» Exercise goal
Go through the data below. List every line that holds the word "true".
"""
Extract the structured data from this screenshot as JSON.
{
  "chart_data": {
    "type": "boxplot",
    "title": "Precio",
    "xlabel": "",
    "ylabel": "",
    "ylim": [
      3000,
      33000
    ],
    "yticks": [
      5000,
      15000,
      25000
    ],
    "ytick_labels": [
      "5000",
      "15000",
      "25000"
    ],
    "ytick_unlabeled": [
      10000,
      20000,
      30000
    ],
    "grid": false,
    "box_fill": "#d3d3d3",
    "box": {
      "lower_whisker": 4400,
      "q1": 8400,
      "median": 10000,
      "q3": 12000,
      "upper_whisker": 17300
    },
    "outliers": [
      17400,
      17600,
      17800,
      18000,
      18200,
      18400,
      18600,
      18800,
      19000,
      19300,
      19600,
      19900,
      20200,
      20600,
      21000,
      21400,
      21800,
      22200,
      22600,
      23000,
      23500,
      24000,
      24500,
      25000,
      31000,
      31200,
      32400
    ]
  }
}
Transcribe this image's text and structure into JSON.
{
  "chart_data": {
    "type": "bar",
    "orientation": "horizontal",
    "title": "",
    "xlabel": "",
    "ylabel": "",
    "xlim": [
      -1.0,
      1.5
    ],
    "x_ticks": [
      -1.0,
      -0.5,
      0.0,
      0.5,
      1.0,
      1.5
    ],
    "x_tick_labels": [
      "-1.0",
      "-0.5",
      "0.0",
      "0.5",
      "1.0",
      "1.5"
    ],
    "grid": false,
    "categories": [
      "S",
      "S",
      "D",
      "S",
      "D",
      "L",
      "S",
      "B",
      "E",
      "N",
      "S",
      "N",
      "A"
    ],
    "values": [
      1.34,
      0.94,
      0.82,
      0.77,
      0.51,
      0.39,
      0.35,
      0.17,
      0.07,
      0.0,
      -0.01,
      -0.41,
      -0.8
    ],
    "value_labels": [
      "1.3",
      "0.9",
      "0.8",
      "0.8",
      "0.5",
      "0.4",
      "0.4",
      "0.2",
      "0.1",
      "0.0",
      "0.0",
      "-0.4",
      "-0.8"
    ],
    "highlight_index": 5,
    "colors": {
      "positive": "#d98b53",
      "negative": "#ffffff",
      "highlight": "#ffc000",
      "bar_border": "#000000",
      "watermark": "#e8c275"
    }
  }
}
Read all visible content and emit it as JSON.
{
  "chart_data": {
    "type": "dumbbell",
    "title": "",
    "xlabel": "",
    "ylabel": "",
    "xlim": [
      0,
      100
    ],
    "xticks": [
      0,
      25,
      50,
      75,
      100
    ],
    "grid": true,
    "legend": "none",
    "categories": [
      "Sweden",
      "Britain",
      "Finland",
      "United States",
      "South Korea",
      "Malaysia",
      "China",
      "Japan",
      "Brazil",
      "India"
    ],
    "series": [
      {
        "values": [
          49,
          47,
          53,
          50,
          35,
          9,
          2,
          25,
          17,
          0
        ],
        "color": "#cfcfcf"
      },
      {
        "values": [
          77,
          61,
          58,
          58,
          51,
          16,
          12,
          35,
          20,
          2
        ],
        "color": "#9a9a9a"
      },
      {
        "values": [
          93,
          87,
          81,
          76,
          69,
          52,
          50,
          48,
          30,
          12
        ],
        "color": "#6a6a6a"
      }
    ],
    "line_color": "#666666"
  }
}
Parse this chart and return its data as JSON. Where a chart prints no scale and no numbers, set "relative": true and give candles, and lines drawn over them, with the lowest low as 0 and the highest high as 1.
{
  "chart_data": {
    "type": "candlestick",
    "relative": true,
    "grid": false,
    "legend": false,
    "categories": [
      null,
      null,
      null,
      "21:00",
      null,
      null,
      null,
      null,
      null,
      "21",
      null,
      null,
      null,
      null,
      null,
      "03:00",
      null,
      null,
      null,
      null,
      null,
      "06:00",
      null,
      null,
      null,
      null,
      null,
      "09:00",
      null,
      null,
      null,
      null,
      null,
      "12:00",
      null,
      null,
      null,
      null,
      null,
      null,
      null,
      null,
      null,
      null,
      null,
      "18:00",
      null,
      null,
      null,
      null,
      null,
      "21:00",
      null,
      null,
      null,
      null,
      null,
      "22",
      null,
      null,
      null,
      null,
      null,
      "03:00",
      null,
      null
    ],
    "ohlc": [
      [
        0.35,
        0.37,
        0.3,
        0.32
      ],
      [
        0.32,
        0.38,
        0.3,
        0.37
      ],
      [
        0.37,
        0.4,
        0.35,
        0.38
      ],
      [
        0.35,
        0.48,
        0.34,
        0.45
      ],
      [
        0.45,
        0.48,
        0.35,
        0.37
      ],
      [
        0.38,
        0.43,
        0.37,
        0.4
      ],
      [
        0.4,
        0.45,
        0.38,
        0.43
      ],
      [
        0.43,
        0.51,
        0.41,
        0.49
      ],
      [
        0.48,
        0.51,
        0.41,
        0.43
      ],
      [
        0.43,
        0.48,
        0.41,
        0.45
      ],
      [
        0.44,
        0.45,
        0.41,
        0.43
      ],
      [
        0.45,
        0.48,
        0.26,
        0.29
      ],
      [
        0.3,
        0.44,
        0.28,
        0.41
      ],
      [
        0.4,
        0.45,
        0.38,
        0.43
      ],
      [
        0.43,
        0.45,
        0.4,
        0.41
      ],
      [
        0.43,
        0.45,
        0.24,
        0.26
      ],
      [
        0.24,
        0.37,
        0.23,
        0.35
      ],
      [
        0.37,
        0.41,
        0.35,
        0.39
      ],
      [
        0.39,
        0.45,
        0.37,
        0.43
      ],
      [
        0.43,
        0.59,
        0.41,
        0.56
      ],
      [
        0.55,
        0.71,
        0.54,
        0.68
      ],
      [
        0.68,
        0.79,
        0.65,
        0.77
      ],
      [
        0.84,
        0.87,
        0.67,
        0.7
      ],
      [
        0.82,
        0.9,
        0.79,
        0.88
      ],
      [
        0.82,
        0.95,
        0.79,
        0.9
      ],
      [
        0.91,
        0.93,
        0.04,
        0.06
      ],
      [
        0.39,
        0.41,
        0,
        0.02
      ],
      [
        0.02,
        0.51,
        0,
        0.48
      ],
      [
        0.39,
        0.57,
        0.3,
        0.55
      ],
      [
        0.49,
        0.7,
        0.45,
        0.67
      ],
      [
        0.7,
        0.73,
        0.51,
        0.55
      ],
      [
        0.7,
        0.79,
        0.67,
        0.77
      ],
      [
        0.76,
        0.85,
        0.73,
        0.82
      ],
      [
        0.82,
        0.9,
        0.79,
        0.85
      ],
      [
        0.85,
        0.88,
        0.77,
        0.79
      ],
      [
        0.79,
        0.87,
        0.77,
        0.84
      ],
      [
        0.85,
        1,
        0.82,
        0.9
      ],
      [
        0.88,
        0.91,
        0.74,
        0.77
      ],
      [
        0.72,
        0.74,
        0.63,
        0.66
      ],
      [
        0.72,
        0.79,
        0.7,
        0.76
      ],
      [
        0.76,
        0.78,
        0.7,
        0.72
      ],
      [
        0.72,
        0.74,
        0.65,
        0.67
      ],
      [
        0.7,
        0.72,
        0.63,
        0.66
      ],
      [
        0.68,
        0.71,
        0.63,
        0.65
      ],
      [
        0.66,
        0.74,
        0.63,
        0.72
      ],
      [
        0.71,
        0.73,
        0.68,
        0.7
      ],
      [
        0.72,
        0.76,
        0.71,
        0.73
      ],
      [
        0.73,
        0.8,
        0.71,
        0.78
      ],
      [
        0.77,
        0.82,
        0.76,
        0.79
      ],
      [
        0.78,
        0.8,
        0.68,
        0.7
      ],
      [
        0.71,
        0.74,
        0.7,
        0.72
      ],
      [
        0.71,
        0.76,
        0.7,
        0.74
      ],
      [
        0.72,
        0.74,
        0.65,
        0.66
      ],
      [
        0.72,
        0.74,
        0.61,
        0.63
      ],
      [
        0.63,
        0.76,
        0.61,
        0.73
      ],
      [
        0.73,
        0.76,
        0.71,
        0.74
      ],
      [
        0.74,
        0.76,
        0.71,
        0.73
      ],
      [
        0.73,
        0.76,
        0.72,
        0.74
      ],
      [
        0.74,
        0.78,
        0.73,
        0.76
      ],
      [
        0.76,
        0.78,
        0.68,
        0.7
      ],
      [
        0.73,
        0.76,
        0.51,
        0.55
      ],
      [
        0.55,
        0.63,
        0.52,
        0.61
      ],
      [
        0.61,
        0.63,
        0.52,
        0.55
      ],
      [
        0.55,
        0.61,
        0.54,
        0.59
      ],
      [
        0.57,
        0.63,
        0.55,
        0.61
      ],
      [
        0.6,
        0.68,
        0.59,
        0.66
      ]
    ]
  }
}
"""
» Solution for this problem
    "grid": true,
Parse this chart and return its data as JSON. Where a chart prints no scale and no numbers, set "relative": true and give candles, and lines drawn over them, with the lowest low as 0 and the highest high as 1.
    "relative": true,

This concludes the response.